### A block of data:
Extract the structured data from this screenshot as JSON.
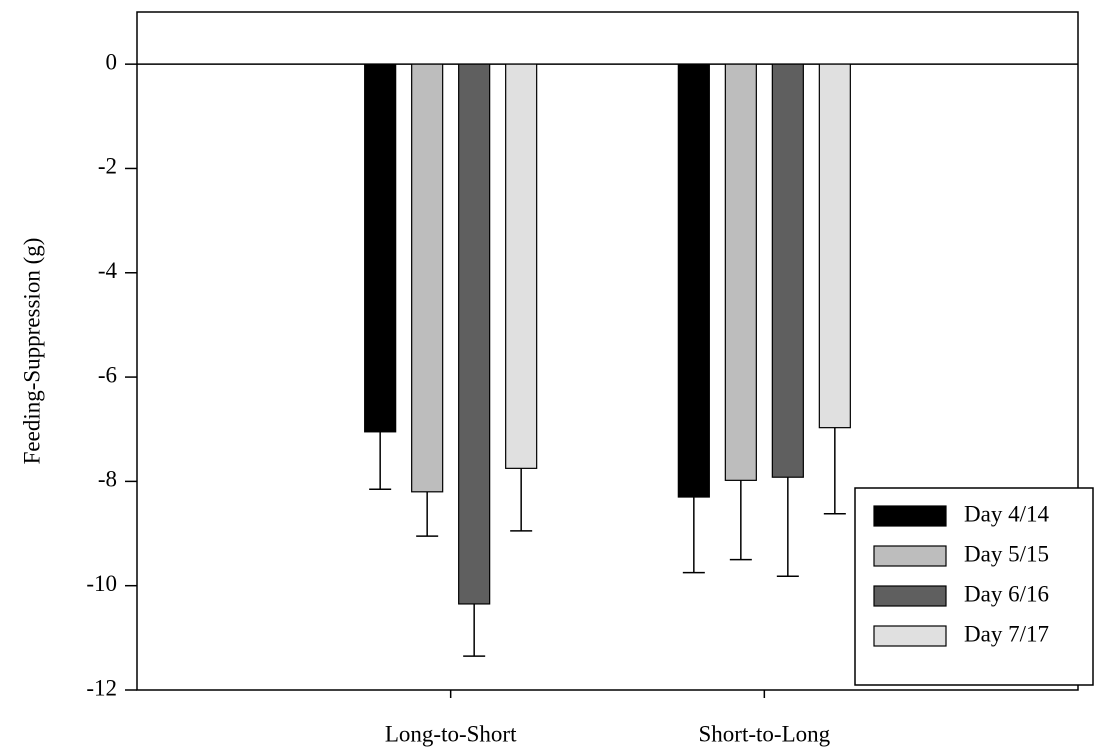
{
  "chart_data": {
    "type": "bar",
    "y_label": "Feeding-Suppression (g)",
    "categories": [
      "Long-to-Short",
      "Short-to-Long"
    ],
    "series": [
      {
        "name": "Day 4/14",
        "color": "#000000",
        "values": [
          -7.05,
          -8.3
        ],
        "errors": [
          1.1,
          1.45
        ]
      },
      {
        "name": "Day 5/15",
        "color": "#bdbdbd",
        "values": [
          -8.2,
          -7.98
        ],
        "errors": [
          0.85,
          1.52
        ]
      },
      {
        "name": "Day 6/16",
        "color": "#5f5f5f",
        "values": [
          -10.35,
          -7.92
        ],
        "errors": [
          1.0,
          1.9
        ]
      },
      {
        "name": "Day 7/17",
        "color": "#e0e0e0",
        "values": [
          -7.75,
          -6.97
        ],
        "errors": [
          1.2,
          1.65
        ]
      }
    ],
    "ylim": [
      -12,
      1
    ],
    "yticks": [
      0,
      -2,
      -4,
      -6,
      -8,
      -10,
      -12
    ],
    "legend": "lower-right"
  }
}
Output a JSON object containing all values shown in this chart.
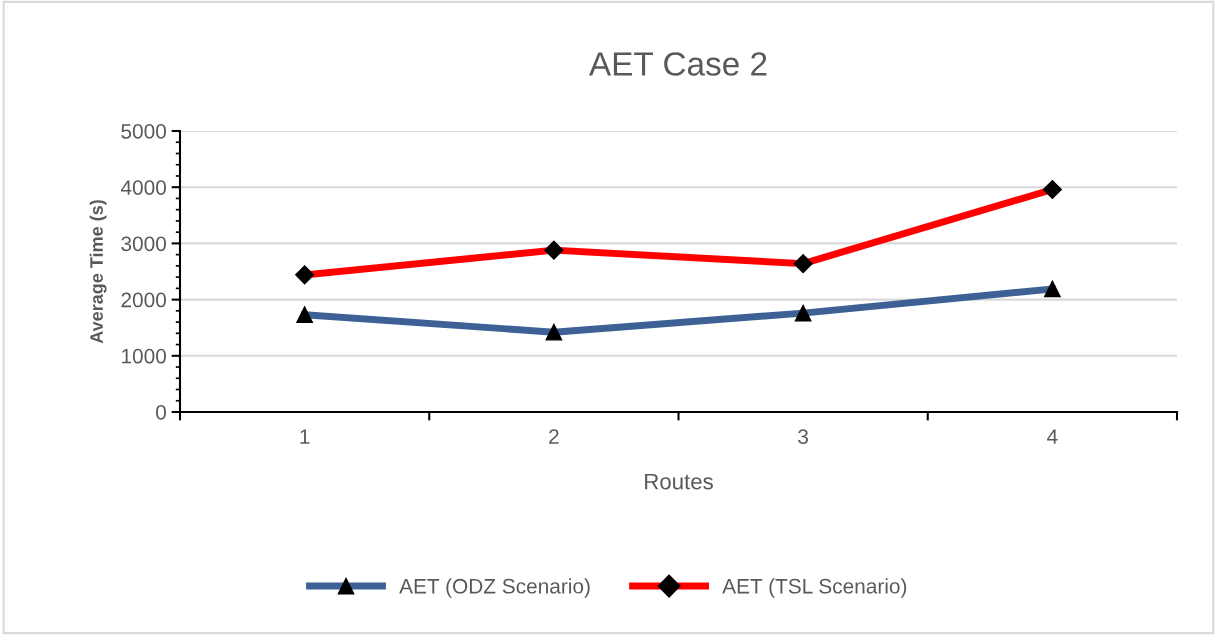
{
  "chart_data": {
    "type": "line",
    "title": "AET Case 2",
    "xlabel": "Routes",
    "ylabel": "Average Time (s)",
    "categories": [
      "1",
      "2",
      "3",
      "4"
    ],
    "series": [
      {
        "name": "AET (ODZ Scenario)",
        "color": "#3d6195",
        "values": [
          1730,
          1420,
          1760,
          2190
        ],
        "marker": "triangle"
      },
      {
        "name": "AET (TSL Scenario)",
        "color": "#ff0000",
        "values": [
          2440,
          2880,
          2640,
          3960
        ],
        "marker": "diamond"
      }
    ],
    "ylim": [
      0,
      5000
    ],
    "yticks": [
      0,
      1000,
      2000,
      3000,
      4000,
      5000
    ],
    "grid": "y",
    "legend": "bottom",
    "line_style": "solid"
  }
}
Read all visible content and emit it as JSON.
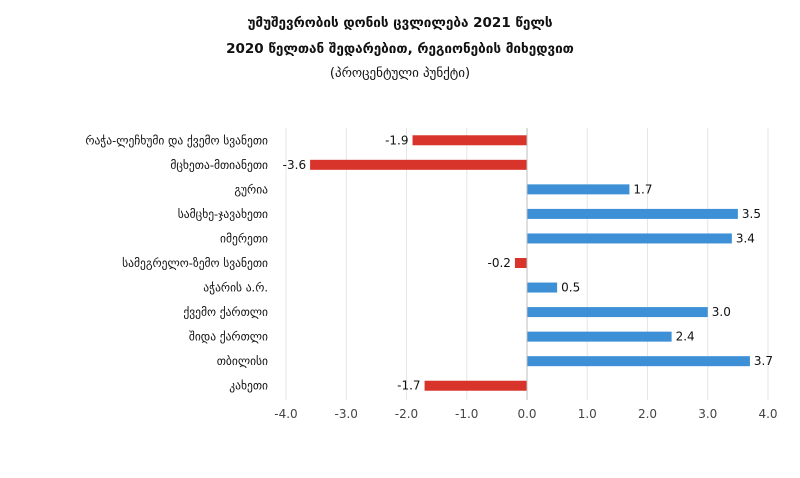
{
  "chart_data": {
    "type": "bar",
    "orientation": "horizontal",
    "title": "უმუშევრობის დონის ცვლილება 2021 წელს",
    "subtitle": "2020 წელთან შედარებით, რეგიონების მიხედვით",
    "note": "(პროცენტული პუნქტი)",
    "categories": [
      "რაჭა-ლეჩხუმი და ქვემო სვანეთი",
      "მცხეთა-მთიანეთი",
      "გურია",
      "სამცხე-ჯავახეთი",
      "იმერეთი",
      "სამეგრელო-ზემო სვანეთი",
      "აჭარის ა.რ.",
      "ქვემო ქართლი",
      "შიდა ქართლი",
      "თბილისი",
      "კახეთი"
    ],
    "values": [
      -1.9,
      -3.6,
      1.7,
      3.5,
      3.4,
      -0.2,
      0.5,
      3.0,
      2.4,
      3.7,
      -1.7
    ],
    "value_labels": [
      "-1.9",
      "-3.6",
      "1.7",
      "3.5",
      "3.4",
      "-0.2",
      "0.5",
      "3.0",
      "2.4",
      "3.7",
      "-1.7"
    ],
    "xlim": [
      -4.0,
      4.0
    ],
    "ticks": [
      -4.0,
      -3.0,
      -2.0,
      -1.0,
      0.0,
      1.0,
      2.0,
      3.0,
      4.0
    ],
    "tick_labels": [
      "-4.0",
      "-3.0",
      "-2.0",
      "-1.0",
      "0.0",
      "1.0",
      "2.0",
      "3.0",
      "4.0"
    ],
    "colors": {
      "positive": "#3d8fd6",
      "negative": "#d9342b",
      "grid": "#e6e6e6",
      "zero_axis": "#bdbdbd"
    },
    "grid": true,
    "legend": "none"
  }
}
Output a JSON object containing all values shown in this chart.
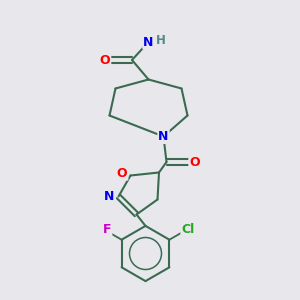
{
  "bg_color": "#e8e8ec",
  "bond_color": "#3a6b50",
  "atom_colors": {
    "O": "#ff0000",
    "N": "#0000ee",
    "F": "#cc00cc",
    "Cl": "#22aa22",
    "H": "#558888",
    "C": "#3a6b50"
  },
  "figsize": [
    3.0,
    3.0
  ],
  "dpi": 100
}
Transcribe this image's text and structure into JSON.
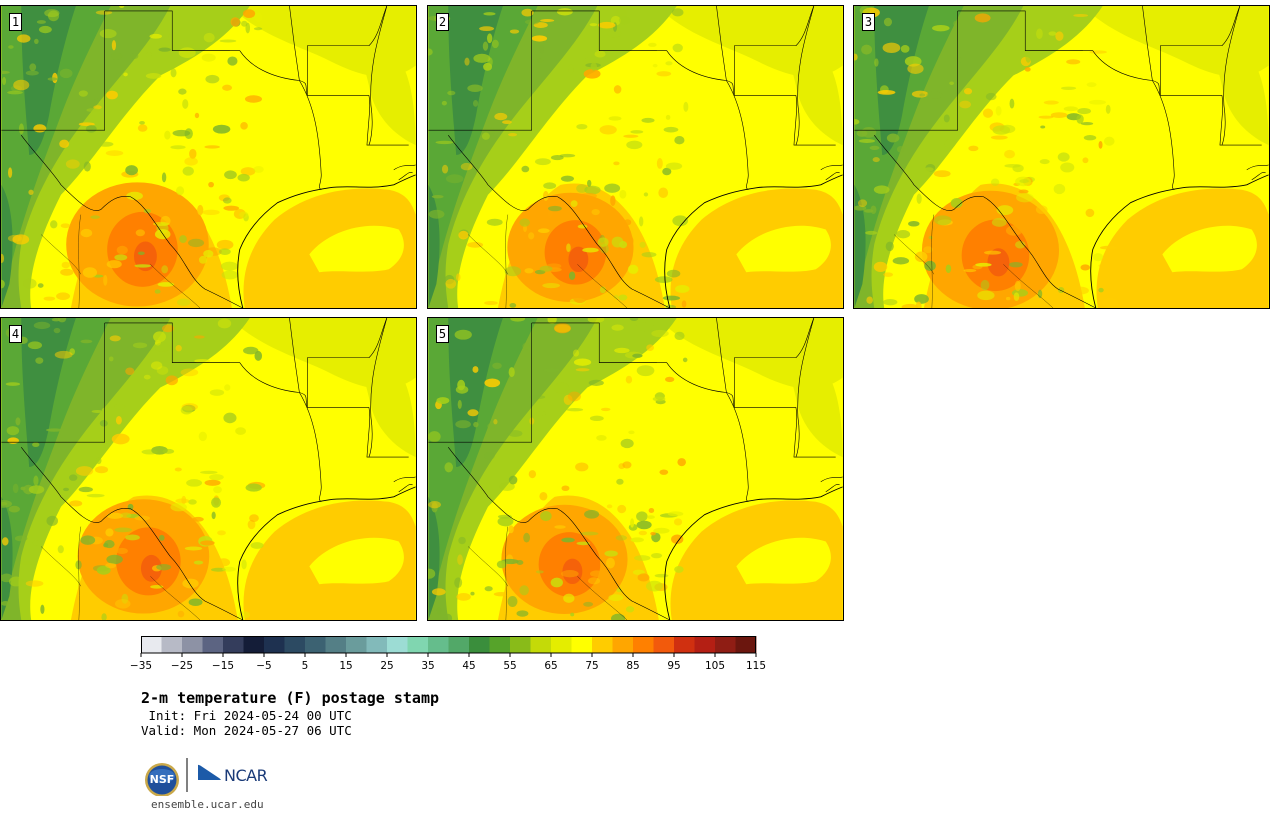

### DIRECTIONS FOR THIS TASK:
Work out how many lines of the data above contain the string "Scenario" and give the number alone.

### REPLY TO THE TASK:
2